▶ _EXERCISE OBJECTIVE_
Repeat all of the records verbatim.

■ ■ ■

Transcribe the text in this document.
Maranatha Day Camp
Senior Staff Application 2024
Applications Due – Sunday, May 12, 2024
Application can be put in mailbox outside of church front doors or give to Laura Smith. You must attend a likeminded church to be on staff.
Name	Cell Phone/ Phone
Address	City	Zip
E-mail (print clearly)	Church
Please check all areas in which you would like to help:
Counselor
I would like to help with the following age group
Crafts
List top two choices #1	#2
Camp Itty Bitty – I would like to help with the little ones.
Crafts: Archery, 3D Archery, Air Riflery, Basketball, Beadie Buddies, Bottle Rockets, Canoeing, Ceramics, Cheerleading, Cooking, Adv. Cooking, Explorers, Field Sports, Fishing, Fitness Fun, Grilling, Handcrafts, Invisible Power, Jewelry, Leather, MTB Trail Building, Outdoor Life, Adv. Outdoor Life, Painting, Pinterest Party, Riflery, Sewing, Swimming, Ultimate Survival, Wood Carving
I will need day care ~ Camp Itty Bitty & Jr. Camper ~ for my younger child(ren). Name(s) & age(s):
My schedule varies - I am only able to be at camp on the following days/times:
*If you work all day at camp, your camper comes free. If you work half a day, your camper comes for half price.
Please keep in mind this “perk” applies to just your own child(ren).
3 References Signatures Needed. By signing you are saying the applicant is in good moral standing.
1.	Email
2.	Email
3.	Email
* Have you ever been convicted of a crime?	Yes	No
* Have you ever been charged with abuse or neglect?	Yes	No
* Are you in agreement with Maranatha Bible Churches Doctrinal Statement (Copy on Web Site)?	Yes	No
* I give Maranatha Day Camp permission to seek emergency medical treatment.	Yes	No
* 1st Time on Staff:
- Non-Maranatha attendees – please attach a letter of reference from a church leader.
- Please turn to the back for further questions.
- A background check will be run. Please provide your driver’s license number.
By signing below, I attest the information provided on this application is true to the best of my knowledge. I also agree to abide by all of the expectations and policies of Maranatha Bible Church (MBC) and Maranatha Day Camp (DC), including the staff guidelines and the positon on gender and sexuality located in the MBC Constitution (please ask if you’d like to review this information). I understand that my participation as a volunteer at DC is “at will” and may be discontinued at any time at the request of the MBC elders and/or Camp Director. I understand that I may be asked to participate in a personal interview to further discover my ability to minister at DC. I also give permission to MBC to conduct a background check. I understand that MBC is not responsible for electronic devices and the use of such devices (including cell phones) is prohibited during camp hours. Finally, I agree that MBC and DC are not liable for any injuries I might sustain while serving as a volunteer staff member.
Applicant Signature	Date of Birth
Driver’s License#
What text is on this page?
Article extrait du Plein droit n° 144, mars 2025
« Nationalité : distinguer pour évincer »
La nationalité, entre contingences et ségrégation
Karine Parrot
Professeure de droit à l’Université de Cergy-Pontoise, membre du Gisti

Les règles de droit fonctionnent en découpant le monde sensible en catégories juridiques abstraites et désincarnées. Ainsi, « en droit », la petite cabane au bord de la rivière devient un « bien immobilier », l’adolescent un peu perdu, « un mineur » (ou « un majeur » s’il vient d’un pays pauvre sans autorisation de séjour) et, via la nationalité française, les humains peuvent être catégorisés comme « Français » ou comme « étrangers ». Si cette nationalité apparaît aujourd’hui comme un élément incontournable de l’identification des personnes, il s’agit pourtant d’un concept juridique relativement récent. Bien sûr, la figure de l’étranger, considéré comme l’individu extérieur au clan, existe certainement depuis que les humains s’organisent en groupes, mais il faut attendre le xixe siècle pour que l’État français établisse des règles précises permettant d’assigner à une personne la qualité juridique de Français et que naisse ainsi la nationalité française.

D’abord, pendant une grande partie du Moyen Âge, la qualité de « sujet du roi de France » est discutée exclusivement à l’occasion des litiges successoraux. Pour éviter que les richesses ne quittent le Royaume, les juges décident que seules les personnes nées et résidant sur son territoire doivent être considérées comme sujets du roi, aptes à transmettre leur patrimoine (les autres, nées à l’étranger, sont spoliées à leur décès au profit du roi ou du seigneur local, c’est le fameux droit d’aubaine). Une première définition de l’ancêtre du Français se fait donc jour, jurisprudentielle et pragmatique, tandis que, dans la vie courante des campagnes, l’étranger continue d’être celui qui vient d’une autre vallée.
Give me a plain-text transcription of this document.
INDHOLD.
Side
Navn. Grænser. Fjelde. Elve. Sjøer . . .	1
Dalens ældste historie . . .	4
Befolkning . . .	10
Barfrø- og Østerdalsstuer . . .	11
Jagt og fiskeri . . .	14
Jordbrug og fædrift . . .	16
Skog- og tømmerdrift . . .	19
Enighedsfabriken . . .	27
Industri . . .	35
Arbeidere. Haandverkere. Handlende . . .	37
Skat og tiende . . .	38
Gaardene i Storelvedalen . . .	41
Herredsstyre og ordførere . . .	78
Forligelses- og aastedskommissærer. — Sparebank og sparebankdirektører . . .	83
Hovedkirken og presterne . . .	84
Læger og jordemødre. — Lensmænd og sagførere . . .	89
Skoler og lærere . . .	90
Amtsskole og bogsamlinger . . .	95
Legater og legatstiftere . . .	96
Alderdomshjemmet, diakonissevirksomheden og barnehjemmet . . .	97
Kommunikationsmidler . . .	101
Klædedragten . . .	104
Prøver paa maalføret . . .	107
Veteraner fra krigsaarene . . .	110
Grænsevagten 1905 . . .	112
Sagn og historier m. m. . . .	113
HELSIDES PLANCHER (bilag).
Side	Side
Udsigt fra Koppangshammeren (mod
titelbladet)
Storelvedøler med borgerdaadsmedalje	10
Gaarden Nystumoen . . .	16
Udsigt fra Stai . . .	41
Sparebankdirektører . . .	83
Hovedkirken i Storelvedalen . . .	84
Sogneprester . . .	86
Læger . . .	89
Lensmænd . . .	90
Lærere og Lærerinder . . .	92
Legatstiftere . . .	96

■ ■ ■

▶ _ANSWER FOR THIS EXERCISE_
Transcribe the text in this document.
Maranatha Day Camp
Senior Staff Application 2024
Applications Due – Sunday, May 12, 2024
Application can be put in mailbox outside of church front doors or give to Laura Smith. You must attend a likeminded church to be on staff.
Name	Cell Phone/ Phone
Address	City	Zip
E-mail (print clearly)	Church
Please check all areas in which you would like to help:
Counselor
I would like to help with the following age group
Crafts
List top two choices #1	#2
Camp Itty Bitty – I would like to help with the little ones.
Crafts: Archery, 3D Archery, Air Riflery, Basketball, Beadie Buddies, Bottle Rockets, Canoeing, Ceramics, Cheerleading, Cooking, Adv. Cooking, Explorers, Field Sports, Fishing, Fitness Fun, Grilling, Handcrafts, Invisible Power, Jewelry, Leather, MTB Trail Building, Outdoor Life, Adv. Outdoor Life, Painting, Pinterest Party, Riflery, Sewing, Swimming, Ultimate Survival, Wood Carving
I will need day care ~ Camp Itty Bitty & Jr. Camper ~ for my younger child(ren). Name(s) & age(s):
My schedule varies - I am only able to be at camp on the following days/times:
*If you work all day at camp, your camper comes free. If you work half a day, your camper comes for half price.
Please keep in mind this “perk” applies to just your own child(ren).
3 References Signatures Needed. By signing you are saying the applicant is in good moral standing.
1.	Email
2.	Email
3.	Email
* Have you ever been convicted of a crime?	Yes	No
* Have you ever been charged with abuse or neglect?	Yes	No
* Are you in agreement with Maranatha Bible Churches Doctrinal Statement (Copy on Web Site)?	Yes	No
* I give Maranatha Day Camp permission to seek emergency medical treatment.	Yes	No
* 1st Time on Staff:
- Non-Maranatha attendees – please attach a letter of reference from a church leader.
- Please turn to the back for further questions.
- A background check will be run. Please provide your driver’s license number.
By signing below, I attest the information provided on this application is true to the best of my knowledge. I also agree to abide by all of the expectations and policies of Maranatha Bible Church (MBC) and Maranatha Day Camp (DC), including the staff guidelines and the positon on gender and sexuality located in the MBC Constitution (please ask if you’d like to review this information). I understand that my participation as a volunteer at DC is “at will” and may be discontinued at any time at the request of the MBC elders and/or Camp Director. I understand that I may be asked to participate in a personal interview to further discover my ability to minister at DC. I also give permission to MBC to conduct a background check. I understand that MBC is not responsible for electronic devices and the use of such devices (including cell phones) is prohibited during camp hours. Finally, I agree that MBC and DC are not liable for any injuries I might sustain while serving as a volunteer staff member.
Applicant Signature	Date of Birth
Driver’s License#
What text is on this page?
Article extrait du Plein droit n° 144, mars 2025
« Nationalité : distinguer pour évincer »
La nationalité, entre contingences et ségrégation
Karine Parrot
Professeure de droit à l’Université de Cergy-Pontoise, membre du Gisti

Les règles de droit fonctionnent en découpant le monde sensible en catégories juridiques abstraites et désincarnées. Ainsi, « en droit », la petite cabane au bord de la rivière devient un « bien immobilier », l’adolescent un peu perdu, « un mineur » (ou « un majeur » s’il vient d’un pays pauvre sans autorisation de séjour) et, via la nationalité française, les humains peuvent être catégorisés comme « Français » ou comme « étrangers ». Si cette nationalité apparaît aujourd’hui comme un élément incontournable de l’identification des personnes, il s’agit pourtant d’un concept juridique relativement récent. Bien sûr, la figure de l’étranger, considéré comme l’individu extérieur au clan, existe certainement depuis que les humains s’organisent en groupes, mais il faut attendre le xixe siècle pour que l’État français établisse des règles précises permettant d’assigner à une personne la qualité juridique de Français et que naisse ainsi la nationalité française.

D’abord, pendant une grande partie du Moyen Âge, la qualité de « sujet du roi de France » est discutée exclusivement à l’occasion des litiges successoraux. Pour éviter que les richesses ne quittent le Royaume, les juges décident que seules les personnes nées et résidant sur son territoire doivent être considérées comme sujets du roi, aptes à transmettre leur patrimoine (les autres, nées à l’étranger, sont spoliées à leur décès au profit du roi ou du seigneur local, c’est le fameux droit d’aubaine). Une première définition de l’ancêtre du Français se fait donc jour, jurisprudentielle et pragmatique, tandis que, dans la vie courante des campagnes, l’étranger continue d’être celui qui vient d’une autre vallée.
Give me a plain-text transcription of this document.
INDHOLD.
Side
Navn. Grænser. Fjelde. Elve. Sjøer . . .	1
Dalens ældste historie . . .	4
Befolkning . . .	10
Barfrø- og Østerdalsstuer . . .	11
Jagt og fiskeri . . .	14
Jordbrug og fædrift . . .	16
Skog- og tømmerdrift . . .	19
Enighedsfabriken . . .	27
Industri . . .	35
Arbeidere. Haandverkere. Handlende . . .	37
Skat og tiende . . .	38
Gaardene i Storelvedalen . . .	41
Herredsstyre og ordførere . . .	78
Forligelses- og aastedskommissærer. — Sparebank og sparebankdirektører . . .	83
Hovedkirken og presterne . . .	84
Læger og jordemødre. — Lensmænd og sagførere . . .	89
Skoler og lærere . . .	90
Amtsskole og bogsamlinger . . .	95
Legater og legatstiftere . . .	96
Alderdomshjemmet, diakonissevirksomheden og barnehjemmet . . .	97
Kommunikationsmidler . . .	101
Klædedragten . . .	104
Prøver paa maalføret . . .	107
Veteraner fra krigsaarene . . .	110
Grænsevagten 1905 . . .	112
Sagn og historier m. m. . . .	113
HELSIDES PLANCHER (bilag).
Side	Side
Udsigt fra Koppangshammeren (mod
titelbladet)
Storelvedøler med borgerdaadsmedalje	10
Gaarden Nystumoen . . .	16
Udsigt fra Stai . . .	41
Sparebankdirektører . . .	83
Hovedkirken i Storelvedalen . . .	84
Sogneprester . . .	86
Læger . . .	89
Lensmænd . . .	90
Lærere og Lærerinder . . .	92
Legatstiftere . . .	96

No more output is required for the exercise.